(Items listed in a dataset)

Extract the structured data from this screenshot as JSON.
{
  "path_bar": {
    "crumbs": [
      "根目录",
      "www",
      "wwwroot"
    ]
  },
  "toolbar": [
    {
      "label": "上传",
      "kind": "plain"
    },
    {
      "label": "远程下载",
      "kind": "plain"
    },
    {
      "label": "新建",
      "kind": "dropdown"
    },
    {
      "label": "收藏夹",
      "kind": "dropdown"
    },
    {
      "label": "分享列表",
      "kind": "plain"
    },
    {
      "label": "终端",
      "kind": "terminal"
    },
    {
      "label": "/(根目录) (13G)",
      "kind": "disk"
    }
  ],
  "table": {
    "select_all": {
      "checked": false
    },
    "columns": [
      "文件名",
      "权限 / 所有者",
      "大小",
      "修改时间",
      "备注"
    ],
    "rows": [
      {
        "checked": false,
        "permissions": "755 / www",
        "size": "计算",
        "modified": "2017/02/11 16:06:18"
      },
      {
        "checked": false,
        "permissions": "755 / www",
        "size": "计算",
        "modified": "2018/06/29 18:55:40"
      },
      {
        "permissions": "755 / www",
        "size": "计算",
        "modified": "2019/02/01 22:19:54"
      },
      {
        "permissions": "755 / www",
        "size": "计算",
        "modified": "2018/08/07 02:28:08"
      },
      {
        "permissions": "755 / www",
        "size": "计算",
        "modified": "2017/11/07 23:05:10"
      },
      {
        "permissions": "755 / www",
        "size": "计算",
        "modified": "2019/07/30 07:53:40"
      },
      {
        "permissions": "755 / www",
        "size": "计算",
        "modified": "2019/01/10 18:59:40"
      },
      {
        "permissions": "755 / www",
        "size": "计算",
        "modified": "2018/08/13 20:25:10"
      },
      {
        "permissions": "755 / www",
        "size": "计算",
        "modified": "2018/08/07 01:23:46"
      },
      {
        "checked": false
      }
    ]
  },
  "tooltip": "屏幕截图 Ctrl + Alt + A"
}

AIM OF THE TASK:
Select every line above that contains the word "false", and copy it.

RESULT BELOW:
      "checked": false
        "checked": false,
        "checked": false,
        "checked": false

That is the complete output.